◆ Written task: Show all lines that include the string "disini"; copy each one.

[Items listed in a dataset]
──────

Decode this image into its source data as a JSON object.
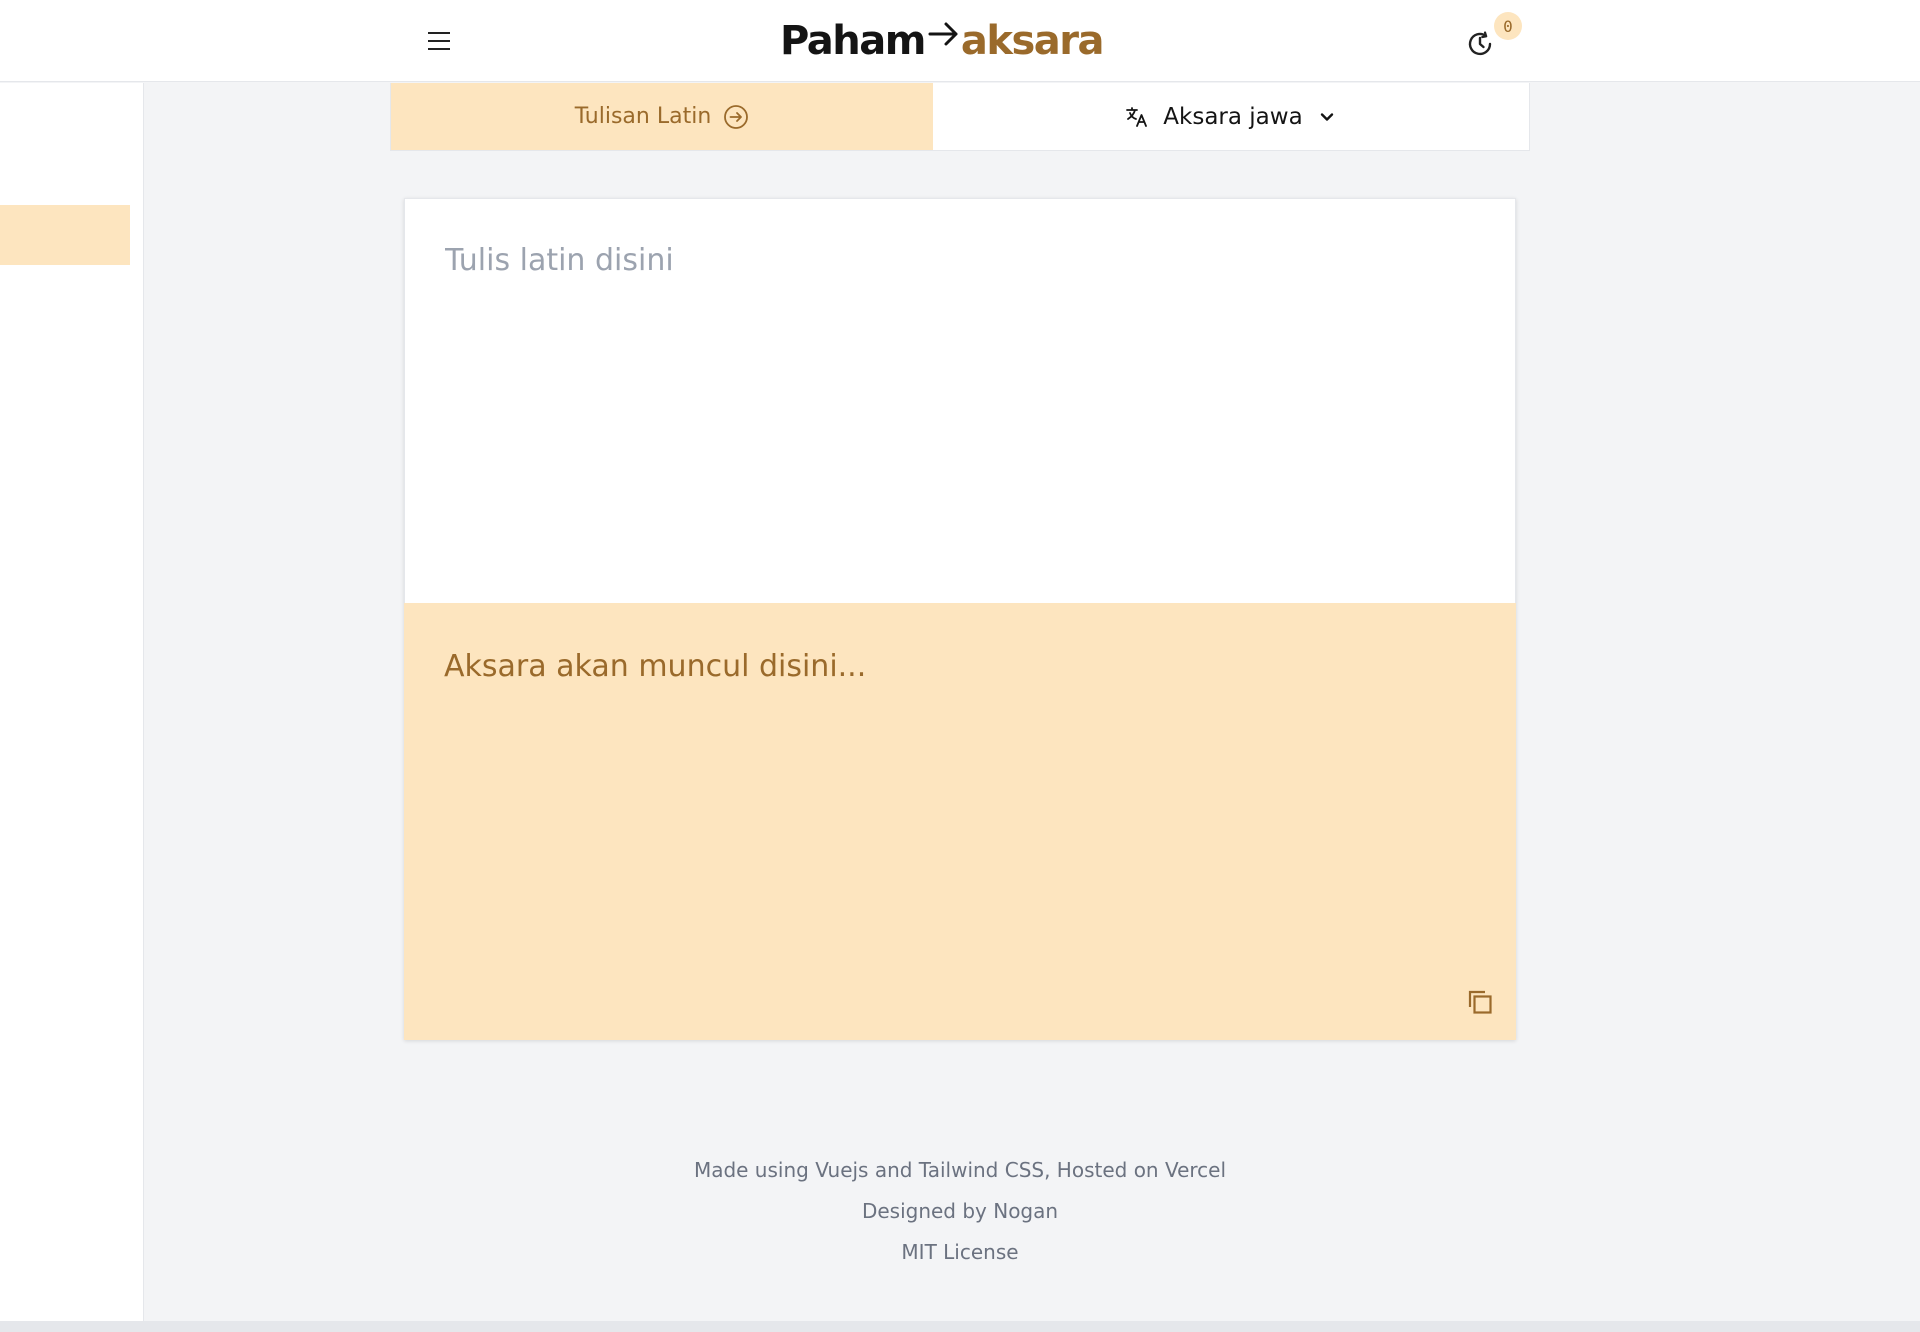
{
  "header": {
    "logo": {
      "part1": "Paham",
      "part2": "aksara"
    },
    "menu_icon": "hamburger-menu-icon",
    "history_icon": "history-clock-icon",
    "history_count": "0"
  },
  "language_bar": {
    "source_label": "Tulisan Latin",
    "source_icon": "arrow-right-circle-icon",
    "target_label": "Aksara jawa",
    "target_icon": "translate-icon",
    "dropdown_icon": "chevron-down-icon"
  },
  "translator": {
    "input_placeholder": "Tulis latin disini",
    "input_value": "",
    "output_placeholder": "Aksara akan muncul disini...",
    "copy_icon": "copy-icon"
  },
  "footer": {
    "line1": "Made using Vuejs and Tailwind CSS, Hosted on Vercel",
    "line2": "Designed by Nogan",
    "line3": "MIT License"
  },
  "colors": {
    "accent_bg": "#fde5bf",
    "accent_text": "#9a6a2b",
    "page_bg": "#f3f4f6"
  }
}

──────

◆ Completed exercise:
    "input_placeholder": "Tulis latin disini",
    "output_placeholder": "Aksara akan muncul disini...",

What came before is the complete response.